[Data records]
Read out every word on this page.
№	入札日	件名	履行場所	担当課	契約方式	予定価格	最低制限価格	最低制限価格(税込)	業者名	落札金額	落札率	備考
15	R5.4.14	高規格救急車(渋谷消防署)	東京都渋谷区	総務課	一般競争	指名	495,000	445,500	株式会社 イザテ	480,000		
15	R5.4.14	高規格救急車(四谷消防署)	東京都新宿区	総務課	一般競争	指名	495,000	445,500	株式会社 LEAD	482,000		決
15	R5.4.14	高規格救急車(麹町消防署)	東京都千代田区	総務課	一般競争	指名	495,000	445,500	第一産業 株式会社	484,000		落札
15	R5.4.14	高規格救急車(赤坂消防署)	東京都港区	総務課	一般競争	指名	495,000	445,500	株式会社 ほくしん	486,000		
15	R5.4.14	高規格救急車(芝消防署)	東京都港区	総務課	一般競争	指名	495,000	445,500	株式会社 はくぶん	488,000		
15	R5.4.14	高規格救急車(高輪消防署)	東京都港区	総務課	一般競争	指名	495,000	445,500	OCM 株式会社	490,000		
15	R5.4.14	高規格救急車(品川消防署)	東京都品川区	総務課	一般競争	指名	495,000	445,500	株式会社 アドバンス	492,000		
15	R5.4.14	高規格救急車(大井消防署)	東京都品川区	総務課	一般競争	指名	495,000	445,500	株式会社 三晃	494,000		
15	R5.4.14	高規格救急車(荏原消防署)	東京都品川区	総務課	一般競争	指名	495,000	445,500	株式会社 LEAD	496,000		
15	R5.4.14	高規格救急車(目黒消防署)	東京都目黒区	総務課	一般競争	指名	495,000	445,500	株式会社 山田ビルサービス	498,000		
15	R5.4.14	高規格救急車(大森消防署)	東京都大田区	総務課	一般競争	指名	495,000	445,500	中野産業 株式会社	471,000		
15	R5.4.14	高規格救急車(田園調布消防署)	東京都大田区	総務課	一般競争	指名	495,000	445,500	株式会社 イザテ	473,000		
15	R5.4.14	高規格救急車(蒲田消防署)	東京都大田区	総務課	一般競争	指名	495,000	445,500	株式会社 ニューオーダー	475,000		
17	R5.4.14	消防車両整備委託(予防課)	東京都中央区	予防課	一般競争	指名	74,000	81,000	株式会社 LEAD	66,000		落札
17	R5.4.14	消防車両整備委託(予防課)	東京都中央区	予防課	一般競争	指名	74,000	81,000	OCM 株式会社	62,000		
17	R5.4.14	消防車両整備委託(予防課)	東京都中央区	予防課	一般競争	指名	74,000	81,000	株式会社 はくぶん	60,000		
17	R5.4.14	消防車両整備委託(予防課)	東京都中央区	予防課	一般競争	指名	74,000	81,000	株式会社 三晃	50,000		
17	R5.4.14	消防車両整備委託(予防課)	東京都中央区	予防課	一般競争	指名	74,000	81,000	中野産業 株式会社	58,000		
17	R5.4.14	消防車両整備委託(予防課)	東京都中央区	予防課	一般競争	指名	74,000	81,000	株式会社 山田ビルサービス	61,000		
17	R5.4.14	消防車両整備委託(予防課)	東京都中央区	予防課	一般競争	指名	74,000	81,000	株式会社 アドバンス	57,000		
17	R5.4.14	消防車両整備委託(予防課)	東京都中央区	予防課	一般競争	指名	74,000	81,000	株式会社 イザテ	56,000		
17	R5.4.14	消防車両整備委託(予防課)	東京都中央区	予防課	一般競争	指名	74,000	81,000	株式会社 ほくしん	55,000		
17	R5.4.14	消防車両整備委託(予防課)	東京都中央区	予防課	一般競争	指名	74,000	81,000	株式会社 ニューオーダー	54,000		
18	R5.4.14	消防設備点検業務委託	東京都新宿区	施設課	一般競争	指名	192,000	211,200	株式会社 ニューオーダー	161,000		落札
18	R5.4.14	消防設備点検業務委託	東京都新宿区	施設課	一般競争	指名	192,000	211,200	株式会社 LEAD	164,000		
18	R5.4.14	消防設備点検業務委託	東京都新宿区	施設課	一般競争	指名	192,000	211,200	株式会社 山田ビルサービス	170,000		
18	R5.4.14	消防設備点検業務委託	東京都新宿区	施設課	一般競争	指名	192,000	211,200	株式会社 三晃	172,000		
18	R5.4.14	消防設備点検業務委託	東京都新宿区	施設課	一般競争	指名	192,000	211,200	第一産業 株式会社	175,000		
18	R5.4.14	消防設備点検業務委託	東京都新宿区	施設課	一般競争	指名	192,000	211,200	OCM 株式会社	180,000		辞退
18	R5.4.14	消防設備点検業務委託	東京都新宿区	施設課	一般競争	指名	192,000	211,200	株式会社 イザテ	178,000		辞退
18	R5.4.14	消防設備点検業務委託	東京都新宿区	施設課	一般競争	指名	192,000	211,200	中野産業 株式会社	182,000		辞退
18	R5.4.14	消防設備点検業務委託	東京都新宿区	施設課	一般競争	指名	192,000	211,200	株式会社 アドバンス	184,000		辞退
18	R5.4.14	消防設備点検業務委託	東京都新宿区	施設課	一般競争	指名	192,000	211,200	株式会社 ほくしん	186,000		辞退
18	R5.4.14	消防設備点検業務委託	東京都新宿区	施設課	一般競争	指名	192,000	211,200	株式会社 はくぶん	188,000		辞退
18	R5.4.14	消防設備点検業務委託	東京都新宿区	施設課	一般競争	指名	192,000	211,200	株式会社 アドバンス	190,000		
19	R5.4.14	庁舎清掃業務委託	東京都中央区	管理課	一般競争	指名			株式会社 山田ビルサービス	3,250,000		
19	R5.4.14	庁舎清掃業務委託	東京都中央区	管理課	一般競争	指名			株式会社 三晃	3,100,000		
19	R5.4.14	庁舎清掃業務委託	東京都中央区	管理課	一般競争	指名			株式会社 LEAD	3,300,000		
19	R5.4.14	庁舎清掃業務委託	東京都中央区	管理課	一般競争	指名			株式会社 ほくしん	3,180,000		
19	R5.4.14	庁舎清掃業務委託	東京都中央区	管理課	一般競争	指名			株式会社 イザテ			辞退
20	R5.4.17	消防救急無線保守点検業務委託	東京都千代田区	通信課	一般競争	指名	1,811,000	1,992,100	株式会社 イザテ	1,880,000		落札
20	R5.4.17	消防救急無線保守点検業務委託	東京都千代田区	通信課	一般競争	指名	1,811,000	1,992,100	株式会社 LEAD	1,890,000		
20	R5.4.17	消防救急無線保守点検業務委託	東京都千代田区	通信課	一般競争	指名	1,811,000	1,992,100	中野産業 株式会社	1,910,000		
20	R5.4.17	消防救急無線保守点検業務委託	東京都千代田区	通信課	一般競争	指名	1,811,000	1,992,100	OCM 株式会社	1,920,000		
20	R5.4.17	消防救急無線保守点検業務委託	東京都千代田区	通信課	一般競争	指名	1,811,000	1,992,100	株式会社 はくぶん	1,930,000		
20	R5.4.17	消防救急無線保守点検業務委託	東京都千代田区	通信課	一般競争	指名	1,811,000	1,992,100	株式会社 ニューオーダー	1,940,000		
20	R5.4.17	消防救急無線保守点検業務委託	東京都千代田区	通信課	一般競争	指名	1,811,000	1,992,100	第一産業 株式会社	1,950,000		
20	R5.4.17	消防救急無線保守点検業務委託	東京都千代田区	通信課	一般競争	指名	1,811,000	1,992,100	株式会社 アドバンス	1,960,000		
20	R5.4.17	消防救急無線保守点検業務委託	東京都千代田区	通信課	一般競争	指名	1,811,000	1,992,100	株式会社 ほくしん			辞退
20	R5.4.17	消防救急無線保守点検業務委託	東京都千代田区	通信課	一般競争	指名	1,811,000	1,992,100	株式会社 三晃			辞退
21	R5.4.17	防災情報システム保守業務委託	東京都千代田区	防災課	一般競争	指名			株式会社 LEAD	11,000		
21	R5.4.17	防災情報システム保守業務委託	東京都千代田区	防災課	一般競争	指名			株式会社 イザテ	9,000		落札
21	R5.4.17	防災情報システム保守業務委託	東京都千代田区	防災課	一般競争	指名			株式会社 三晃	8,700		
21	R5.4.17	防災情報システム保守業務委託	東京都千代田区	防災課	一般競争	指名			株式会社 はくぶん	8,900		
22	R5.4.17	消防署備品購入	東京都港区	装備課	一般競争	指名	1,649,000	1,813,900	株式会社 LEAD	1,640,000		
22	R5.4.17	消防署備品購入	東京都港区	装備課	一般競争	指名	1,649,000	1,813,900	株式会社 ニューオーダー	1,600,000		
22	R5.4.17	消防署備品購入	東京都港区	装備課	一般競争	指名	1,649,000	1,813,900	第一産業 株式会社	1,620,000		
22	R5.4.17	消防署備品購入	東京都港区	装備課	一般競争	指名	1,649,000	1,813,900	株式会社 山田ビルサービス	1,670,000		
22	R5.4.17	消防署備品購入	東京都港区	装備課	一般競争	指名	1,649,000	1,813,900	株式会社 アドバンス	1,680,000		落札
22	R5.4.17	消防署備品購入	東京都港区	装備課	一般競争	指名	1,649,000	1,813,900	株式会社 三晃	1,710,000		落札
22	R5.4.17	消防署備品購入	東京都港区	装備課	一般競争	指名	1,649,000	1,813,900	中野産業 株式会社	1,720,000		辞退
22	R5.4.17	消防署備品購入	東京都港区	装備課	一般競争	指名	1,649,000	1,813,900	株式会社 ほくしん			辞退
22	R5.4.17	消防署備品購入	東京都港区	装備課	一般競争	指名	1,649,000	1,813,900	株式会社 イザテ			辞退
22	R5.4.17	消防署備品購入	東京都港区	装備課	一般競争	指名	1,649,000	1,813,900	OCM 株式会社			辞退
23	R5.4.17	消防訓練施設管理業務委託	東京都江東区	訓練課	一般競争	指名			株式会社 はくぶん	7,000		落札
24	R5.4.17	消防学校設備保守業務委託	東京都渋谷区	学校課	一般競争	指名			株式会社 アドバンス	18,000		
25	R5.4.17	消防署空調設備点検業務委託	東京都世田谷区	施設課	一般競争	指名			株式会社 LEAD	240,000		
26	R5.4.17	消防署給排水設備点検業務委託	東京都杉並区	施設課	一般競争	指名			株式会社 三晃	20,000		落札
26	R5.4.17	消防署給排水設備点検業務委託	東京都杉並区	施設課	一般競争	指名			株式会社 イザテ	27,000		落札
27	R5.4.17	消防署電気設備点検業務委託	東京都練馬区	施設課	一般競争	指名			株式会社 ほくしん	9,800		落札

> _WORK TO DO_
Work through the listing above and report how many lines include the string "中野産業", with no other text.

> _ANSWER TO THE PROBLEM_
5